'''

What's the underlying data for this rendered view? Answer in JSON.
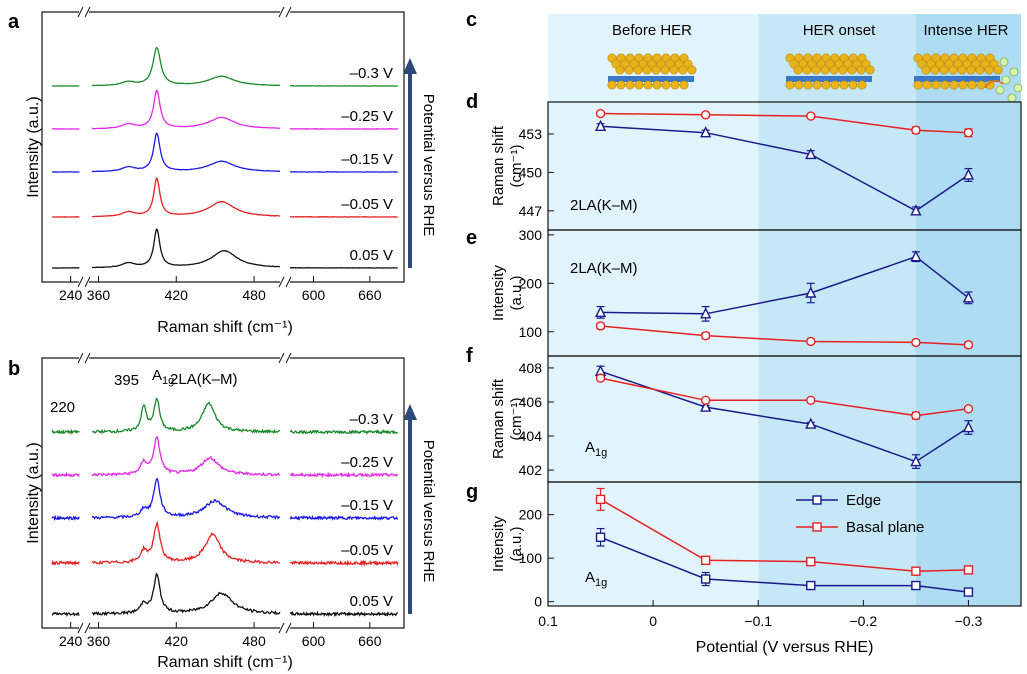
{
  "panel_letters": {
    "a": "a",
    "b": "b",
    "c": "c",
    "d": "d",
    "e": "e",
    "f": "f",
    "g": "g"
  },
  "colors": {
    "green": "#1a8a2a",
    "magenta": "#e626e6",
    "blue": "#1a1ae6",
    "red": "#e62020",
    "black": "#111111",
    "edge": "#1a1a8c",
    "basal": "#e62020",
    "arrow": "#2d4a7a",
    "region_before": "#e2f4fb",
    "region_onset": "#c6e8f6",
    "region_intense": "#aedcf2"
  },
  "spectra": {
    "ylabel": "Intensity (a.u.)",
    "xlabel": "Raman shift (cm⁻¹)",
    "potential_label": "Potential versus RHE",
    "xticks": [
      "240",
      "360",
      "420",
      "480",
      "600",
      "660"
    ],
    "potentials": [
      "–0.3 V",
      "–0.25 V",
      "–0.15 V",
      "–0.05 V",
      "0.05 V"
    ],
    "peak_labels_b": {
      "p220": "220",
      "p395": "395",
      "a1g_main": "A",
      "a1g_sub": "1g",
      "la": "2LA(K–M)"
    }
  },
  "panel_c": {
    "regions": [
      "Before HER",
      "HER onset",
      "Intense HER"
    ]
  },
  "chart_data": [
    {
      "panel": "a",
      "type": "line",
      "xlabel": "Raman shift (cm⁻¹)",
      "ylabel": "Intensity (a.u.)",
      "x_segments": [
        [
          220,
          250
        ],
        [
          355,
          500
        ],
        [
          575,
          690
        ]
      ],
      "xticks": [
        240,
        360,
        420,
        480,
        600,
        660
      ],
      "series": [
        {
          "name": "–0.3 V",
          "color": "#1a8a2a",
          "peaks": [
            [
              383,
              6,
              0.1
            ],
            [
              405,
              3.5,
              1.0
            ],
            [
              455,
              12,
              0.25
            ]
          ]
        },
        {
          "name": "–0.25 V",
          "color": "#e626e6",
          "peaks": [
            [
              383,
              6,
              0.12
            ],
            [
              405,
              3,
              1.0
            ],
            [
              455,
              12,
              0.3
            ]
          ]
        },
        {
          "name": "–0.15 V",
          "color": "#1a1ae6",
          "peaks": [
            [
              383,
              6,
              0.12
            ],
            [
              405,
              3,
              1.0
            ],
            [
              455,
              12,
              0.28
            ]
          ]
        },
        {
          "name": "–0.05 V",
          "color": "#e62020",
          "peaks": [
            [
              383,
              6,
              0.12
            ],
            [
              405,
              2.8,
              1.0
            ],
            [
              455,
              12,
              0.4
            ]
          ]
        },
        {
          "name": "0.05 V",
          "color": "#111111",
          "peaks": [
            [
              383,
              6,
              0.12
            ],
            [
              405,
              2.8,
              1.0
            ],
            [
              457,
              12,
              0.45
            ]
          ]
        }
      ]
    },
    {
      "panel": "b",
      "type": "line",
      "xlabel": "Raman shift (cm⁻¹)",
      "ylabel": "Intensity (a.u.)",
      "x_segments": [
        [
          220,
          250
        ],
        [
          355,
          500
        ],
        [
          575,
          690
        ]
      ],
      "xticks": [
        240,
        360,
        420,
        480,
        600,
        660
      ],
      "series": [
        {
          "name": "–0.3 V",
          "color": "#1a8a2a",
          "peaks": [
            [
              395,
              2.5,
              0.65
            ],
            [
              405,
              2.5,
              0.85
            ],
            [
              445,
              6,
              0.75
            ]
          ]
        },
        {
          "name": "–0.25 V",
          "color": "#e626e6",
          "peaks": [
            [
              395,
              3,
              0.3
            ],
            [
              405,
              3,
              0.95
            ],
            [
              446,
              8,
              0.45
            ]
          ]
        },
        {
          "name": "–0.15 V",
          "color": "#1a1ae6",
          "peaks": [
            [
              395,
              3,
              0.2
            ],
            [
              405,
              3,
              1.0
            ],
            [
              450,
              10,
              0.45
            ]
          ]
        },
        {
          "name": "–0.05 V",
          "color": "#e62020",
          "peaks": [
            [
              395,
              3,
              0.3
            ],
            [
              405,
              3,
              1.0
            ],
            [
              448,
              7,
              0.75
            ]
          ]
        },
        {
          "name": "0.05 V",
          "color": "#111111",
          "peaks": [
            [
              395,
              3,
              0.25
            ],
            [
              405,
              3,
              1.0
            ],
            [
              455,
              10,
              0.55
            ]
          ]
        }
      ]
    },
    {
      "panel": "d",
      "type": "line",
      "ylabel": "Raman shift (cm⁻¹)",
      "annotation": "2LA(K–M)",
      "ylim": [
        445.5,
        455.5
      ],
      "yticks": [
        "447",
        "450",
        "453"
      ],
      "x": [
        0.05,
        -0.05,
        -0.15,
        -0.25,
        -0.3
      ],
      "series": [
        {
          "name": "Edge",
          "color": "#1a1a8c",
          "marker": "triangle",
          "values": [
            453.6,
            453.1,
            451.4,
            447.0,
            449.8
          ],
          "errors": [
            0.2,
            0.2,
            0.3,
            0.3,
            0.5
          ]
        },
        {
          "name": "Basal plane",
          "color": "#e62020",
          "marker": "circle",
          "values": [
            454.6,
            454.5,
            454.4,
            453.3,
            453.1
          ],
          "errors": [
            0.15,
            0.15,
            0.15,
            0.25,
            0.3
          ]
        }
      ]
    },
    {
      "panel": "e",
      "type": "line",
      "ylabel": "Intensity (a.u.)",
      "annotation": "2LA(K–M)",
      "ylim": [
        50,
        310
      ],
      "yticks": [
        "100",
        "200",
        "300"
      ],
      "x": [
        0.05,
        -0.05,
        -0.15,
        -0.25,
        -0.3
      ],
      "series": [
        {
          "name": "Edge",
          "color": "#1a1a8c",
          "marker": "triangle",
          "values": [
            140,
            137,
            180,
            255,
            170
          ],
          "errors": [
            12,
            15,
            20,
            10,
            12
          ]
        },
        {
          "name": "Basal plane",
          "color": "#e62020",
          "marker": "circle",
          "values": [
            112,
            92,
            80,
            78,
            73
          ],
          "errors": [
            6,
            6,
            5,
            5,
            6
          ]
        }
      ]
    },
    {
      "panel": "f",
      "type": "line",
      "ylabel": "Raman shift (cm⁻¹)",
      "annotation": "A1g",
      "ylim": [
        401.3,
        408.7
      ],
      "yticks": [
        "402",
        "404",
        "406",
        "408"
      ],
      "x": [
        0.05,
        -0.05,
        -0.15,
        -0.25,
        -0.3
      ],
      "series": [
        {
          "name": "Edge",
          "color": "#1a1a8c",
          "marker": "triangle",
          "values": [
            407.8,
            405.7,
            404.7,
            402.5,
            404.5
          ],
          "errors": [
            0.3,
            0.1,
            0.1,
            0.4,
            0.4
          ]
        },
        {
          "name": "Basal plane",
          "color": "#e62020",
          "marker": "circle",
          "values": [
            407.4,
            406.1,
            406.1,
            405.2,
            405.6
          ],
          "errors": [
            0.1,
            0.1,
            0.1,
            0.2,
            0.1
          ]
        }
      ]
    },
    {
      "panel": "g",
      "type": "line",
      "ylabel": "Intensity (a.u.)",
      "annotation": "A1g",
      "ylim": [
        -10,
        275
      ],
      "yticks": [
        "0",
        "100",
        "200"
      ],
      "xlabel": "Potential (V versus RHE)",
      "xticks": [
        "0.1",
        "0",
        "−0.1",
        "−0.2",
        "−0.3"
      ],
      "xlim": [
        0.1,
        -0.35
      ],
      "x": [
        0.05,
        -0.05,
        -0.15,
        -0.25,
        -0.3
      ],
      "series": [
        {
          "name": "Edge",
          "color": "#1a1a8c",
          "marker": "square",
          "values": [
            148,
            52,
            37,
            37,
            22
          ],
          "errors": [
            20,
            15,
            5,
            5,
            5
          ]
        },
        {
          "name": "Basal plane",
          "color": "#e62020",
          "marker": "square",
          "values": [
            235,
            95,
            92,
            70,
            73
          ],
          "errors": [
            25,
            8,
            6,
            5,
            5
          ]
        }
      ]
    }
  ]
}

'''
'''

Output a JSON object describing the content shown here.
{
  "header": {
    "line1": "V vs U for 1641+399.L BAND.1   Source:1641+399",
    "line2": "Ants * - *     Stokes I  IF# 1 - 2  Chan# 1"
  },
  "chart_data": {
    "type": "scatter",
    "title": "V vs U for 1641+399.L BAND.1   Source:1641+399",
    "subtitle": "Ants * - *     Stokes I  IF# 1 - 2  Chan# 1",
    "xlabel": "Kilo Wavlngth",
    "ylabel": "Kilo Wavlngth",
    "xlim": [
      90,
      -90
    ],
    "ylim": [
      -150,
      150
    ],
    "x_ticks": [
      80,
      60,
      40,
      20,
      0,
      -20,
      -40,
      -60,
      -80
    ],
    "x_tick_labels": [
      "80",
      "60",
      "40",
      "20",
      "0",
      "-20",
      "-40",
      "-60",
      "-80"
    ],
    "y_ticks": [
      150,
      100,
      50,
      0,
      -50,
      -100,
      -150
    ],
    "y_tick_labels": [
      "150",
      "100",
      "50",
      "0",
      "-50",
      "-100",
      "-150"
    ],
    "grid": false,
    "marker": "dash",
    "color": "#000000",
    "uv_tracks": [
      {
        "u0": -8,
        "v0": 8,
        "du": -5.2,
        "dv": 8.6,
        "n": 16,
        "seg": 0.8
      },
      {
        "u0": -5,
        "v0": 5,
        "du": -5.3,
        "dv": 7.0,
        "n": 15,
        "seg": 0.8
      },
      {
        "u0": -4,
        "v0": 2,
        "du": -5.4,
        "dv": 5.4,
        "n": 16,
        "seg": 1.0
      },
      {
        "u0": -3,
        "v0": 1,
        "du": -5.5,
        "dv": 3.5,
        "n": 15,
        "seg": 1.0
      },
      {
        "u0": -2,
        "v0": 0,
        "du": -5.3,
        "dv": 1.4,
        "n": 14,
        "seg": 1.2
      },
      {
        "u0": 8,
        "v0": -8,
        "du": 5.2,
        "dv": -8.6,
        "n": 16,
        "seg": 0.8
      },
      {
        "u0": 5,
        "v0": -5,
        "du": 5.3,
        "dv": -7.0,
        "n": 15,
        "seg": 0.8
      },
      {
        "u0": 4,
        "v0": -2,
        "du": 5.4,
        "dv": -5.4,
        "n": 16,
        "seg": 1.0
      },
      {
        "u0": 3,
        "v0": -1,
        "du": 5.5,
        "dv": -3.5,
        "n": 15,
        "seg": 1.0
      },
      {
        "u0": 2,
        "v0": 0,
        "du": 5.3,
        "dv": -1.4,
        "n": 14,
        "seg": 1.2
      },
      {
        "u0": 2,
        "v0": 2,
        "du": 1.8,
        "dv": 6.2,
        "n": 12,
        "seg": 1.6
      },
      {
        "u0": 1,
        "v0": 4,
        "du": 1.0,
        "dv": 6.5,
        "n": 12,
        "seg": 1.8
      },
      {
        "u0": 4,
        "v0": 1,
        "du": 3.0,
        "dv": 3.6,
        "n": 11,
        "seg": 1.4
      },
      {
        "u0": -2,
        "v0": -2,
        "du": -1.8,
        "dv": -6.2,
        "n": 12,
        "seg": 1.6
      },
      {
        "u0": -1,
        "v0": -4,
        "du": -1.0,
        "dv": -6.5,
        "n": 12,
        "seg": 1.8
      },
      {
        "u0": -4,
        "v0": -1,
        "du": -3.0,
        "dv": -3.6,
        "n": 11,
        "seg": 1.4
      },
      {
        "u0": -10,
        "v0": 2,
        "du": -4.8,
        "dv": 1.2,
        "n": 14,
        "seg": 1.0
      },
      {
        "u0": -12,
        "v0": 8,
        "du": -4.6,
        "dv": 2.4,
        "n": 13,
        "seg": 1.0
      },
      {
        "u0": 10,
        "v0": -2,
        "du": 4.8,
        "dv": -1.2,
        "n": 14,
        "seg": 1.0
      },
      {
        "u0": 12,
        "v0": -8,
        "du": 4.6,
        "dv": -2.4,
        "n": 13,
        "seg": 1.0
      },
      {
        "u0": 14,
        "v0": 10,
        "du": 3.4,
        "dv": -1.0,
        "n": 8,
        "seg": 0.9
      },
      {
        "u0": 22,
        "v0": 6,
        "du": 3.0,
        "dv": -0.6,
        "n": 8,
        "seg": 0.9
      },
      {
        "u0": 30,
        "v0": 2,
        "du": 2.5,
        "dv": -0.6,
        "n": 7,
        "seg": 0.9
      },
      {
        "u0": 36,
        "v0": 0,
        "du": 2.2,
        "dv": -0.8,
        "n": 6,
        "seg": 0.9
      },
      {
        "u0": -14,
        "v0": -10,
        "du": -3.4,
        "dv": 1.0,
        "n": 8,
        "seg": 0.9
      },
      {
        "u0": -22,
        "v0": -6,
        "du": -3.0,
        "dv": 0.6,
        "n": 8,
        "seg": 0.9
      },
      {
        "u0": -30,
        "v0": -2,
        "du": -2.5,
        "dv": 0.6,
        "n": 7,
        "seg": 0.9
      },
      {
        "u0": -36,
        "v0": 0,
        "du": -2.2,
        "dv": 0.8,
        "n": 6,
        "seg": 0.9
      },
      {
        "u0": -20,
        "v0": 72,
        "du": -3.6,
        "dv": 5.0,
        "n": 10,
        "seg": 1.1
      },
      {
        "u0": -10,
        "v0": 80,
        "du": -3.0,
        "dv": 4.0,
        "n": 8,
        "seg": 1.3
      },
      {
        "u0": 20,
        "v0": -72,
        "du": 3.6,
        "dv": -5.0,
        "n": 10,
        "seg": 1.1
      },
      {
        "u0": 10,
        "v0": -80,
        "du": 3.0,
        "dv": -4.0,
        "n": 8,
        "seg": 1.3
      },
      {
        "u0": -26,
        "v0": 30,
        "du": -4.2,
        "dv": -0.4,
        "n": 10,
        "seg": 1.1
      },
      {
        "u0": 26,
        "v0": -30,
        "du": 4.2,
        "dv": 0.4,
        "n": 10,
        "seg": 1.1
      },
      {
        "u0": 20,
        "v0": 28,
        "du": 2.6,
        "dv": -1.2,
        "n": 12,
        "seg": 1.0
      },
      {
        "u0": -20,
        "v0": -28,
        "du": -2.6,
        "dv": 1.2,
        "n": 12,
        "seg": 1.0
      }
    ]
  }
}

'''

EXERCISE OBJECTIVE: Collect every line above that contains the word "Stokes".

WORKED SOLUTION:
    "line2": "Ants * - *     Stokes I  IF# 1 - 2  Chan# 1"
    "subtitle": "Ants * - *     Stokes I  IF# 1 - 2  Chan# 1",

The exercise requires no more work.